STORED ROWS:
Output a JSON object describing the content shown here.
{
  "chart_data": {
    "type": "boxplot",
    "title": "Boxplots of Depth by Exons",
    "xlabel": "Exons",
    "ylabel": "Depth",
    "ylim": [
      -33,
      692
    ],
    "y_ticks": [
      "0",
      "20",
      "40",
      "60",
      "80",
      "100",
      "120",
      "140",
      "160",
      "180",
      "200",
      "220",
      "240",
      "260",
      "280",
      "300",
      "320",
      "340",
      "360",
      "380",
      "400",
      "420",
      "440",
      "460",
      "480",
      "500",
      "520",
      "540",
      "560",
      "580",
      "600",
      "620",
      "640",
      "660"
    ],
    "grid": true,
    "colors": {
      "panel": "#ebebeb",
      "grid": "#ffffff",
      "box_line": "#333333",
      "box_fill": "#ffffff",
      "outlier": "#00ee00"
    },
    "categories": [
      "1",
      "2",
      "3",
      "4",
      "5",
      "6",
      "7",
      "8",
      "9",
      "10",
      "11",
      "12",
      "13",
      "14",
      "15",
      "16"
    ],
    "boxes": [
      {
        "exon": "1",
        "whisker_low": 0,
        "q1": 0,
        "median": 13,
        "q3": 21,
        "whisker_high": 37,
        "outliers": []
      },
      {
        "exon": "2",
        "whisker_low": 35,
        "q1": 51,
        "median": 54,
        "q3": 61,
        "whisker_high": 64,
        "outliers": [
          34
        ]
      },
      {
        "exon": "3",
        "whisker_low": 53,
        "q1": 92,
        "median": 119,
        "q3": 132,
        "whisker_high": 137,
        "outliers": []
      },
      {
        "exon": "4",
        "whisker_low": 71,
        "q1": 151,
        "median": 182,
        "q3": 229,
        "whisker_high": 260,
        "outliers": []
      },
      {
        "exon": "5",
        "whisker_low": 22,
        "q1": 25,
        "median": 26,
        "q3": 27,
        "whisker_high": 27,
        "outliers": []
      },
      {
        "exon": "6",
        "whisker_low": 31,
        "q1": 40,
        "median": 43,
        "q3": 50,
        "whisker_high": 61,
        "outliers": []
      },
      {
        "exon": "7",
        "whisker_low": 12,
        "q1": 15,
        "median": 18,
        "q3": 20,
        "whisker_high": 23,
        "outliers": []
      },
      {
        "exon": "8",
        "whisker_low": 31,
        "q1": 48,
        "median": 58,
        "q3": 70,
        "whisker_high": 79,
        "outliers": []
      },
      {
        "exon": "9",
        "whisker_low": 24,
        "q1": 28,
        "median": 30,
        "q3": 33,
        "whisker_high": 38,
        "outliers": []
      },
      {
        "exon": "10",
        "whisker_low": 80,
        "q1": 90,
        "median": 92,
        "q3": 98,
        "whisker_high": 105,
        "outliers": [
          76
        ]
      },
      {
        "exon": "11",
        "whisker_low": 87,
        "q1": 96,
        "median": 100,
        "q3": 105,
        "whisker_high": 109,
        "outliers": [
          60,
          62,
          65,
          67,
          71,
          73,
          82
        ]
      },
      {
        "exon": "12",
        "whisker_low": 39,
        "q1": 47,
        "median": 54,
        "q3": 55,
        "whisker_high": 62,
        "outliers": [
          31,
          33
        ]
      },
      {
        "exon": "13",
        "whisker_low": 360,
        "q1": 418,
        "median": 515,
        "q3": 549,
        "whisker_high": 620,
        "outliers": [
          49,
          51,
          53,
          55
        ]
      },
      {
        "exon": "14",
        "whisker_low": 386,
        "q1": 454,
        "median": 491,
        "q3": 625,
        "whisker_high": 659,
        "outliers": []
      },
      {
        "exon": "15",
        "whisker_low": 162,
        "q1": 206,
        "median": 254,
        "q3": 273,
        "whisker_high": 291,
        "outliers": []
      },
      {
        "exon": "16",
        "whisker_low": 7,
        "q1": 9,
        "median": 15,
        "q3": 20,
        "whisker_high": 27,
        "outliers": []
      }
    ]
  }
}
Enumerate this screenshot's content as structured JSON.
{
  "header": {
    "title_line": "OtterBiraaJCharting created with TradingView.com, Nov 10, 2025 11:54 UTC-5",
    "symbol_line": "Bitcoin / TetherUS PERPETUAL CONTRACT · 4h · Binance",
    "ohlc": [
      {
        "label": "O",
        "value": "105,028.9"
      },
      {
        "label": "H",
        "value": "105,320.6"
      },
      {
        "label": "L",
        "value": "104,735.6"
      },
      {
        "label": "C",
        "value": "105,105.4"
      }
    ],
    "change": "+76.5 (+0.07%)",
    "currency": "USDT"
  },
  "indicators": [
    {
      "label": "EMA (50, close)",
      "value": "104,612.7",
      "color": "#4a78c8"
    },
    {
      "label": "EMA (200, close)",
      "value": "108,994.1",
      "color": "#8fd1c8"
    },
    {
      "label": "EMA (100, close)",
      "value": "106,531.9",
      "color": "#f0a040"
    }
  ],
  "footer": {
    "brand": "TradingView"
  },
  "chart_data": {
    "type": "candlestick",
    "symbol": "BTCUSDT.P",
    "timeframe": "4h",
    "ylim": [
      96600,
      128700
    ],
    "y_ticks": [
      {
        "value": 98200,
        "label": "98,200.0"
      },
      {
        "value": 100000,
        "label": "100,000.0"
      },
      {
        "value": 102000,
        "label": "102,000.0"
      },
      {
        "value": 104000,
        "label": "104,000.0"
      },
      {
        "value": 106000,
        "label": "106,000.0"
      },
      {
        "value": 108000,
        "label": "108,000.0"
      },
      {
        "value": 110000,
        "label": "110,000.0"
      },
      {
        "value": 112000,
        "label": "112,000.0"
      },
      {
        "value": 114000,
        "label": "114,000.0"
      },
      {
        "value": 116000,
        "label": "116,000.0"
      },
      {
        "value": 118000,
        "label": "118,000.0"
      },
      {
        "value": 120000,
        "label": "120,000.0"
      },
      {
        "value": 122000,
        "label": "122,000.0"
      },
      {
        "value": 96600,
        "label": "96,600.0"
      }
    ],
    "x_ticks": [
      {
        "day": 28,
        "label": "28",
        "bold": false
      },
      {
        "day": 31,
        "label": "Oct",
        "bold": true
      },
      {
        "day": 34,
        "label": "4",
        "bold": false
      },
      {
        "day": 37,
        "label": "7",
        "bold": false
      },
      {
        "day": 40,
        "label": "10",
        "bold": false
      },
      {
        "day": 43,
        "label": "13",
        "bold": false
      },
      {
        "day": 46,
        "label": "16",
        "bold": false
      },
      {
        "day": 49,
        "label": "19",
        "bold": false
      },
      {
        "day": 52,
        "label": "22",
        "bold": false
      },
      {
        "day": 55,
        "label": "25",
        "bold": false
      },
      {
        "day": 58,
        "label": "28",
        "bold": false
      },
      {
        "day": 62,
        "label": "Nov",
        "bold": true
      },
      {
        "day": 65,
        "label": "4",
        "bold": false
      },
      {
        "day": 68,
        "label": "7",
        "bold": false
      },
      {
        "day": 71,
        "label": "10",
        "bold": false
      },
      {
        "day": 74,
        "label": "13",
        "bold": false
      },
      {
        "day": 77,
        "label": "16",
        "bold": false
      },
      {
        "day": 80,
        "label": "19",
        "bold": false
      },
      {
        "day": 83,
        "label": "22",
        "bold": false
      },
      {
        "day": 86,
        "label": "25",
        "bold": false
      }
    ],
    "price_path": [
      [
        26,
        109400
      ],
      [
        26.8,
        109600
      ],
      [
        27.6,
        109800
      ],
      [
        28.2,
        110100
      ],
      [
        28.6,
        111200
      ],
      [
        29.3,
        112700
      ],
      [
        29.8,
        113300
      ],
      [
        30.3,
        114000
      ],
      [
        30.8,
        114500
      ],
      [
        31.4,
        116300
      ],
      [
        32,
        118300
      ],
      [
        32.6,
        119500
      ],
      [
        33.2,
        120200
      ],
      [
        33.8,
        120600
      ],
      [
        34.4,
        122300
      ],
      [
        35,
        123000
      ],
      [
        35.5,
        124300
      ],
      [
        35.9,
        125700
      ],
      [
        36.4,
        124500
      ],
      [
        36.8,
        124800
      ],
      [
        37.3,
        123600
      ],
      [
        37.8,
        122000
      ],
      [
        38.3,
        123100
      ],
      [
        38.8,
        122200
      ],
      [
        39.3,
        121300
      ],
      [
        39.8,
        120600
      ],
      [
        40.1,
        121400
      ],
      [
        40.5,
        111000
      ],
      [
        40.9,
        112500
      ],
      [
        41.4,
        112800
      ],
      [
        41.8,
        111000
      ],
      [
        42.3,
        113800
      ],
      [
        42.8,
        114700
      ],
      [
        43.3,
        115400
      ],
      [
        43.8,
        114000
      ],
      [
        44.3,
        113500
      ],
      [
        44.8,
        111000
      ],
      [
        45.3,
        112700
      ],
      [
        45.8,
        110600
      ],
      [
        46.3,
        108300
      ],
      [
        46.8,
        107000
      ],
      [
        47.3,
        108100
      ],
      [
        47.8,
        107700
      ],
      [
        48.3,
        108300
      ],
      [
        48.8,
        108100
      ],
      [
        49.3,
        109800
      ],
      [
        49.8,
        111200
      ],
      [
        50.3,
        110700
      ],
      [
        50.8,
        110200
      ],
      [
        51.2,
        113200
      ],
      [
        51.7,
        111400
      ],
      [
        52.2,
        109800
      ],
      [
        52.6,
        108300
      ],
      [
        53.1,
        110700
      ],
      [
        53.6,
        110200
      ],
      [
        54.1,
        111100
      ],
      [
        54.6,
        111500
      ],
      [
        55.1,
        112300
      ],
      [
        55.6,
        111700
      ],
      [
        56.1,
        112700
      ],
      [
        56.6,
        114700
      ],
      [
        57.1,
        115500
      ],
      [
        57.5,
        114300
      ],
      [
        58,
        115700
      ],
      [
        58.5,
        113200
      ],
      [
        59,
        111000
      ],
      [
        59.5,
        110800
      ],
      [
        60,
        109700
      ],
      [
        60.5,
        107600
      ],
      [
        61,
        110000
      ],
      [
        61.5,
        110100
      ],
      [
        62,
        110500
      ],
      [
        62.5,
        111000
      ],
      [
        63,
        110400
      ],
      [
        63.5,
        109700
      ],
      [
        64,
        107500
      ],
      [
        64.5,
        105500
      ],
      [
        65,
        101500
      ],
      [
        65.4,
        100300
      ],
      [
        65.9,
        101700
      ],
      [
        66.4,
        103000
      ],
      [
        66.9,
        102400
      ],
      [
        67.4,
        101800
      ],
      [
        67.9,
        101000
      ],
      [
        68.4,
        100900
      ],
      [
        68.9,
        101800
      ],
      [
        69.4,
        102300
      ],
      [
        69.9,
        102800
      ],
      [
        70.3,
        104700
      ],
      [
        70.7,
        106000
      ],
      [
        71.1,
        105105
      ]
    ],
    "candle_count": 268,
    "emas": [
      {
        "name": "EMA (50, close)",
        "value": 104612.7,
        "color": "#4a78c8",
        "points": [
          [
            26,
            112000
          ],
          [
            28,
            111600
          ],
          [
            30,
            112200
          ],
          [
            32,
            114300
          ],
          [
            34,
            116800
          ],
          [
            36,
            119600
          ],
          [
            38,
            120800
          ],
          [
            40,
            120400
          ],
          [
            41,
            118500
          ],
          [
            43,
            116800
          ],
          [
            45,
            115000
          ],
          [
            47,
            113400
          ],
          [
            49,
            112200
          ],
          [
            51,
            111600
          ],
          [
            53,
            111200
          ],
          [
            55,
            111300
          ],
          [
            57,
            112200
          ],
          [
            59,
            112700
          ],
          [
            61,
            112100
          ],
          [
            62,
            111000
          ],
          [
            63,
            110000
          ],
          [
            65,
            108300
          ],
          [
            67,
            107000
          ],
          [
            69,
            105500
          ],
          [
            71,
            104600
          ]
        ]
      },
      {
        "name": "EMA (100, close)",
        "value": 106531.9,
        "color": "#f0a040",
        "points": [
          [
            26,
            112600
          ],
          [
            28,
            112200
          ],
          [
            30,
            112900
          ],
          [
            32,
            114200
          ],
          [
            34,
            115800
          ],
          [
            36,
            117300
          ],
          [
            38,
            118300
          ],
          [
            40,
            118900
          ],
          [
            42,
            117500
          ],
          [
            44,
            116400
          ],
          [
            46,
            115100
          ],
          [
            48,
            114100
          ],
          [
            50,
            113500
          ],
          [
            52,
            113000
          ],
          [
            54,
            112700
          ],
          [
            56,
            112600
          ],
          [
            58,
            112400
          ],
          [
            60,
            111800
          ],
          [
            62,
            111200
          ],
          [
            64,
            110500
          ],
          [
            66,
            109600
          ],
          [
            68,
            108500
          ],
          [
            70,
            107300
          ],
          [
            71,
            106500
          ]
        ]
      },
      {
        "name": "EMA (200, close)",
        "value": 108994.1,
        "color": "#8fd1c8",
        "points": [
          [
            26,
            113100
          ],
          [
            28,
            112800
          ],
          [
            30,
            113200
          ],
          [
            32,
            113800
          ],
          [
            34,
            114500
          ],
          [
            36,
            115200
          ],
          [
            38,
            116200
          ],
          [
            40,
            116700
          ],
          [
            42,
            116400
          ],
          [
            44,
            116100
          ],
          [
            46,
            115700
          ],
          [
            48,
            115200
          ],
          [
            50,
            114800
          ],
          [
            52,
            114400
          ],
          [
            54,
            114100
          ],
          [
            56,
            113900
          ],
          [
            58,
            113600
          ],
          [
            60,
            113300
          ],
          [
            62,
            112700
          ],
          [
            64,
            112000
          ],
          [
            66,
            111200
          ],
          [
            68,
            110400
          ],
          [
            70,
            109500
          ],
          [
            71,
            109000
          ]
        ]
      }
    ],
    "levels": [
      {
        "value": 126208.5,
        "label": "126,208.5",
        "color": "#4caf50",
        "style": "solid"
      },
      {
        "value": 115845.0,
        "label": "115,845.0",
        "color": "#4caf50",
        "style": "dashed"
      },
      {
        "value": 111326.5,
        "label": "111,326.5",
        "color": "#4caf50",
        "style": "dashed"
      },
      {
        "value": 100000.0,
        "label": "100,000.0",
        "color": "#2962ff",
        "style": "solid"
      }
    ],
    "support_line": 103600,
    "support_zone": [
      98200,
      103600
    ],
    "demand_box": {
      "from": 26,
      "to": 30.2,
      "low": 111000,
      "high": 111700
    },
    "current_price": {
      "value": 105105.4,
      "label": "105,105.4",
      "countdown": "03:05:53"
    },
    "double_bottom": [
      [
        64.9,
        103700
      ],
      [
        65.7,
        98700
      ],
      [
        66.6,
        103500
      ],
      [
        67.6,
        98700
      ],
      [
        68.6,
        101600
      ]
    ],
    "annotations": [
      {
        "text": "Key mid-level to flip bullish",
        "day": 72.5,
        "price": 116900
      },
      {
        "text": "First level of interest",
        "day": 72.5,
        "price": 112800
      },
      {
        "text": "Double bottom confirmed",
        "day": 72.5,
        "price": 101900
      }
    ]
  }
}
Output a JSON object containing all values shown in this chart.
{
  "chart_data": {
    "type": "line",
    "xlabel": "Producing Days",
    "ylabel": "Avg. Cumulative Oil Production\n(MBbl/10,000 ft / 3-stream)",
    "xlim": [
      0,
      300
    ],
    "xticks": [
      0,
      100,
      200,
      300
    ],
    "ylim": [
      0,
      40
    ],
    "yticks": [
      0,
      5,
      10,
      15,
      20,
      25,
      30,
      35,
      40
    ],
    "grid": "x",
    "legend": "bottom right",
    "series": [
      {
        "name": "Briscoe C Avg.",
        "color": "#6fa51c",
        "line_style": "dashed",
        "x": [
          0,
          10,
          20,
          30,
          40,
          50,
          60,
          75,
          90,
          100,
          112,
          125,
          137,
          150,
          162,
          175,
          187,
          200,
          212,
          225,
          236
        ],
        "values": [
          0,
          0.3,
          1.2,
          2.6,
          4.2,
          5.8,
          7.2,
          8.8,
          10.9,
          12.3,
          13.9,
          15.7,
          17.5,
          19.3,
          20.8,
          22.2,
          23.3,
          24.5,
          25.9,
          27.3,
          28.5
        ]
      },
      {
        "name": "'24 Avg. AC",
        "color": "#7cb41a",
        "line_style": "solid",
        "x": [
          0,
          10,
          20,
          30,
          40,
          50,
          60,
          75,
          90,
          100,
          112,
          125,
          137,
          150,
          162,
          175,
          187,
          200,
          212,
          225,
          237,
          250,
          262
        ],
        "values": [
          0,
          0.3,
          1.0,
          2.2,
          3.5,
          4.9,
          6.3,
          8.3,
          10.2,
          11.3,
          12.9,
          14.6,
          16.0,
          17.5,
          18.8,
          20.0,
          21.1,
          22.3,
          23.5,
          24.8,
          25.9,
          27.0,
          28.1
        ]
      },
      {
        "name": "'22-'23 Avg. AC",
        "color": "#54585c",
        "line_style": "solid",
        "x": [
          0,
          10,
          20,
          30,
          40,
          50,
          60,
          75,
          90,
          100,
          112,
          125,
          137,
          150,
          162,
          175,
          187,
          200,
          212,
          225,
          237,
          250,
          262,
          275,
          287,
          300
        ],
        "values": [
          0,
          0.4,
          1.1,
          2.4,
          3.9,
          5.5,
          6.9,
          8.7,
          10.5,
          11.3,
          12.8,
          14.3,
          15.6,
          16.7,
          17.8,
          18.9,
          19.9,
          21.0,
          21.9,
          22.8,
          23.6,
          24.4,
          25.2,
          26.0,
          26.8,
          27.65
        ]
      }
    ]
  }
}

EXERCISE DESCRIPTION:
Extract every line containing the string "name" from the material.

ANSWER FOR THE TASK:
        "name": "EMA (50, close)",
        "name": "EMA (100, close)",
        "name": "EMA (200, close)",
        "name": "Briscoe C Avg.",
        "name": "'24 Avg. AC",
        "name": "'22-'23 Avg. AC",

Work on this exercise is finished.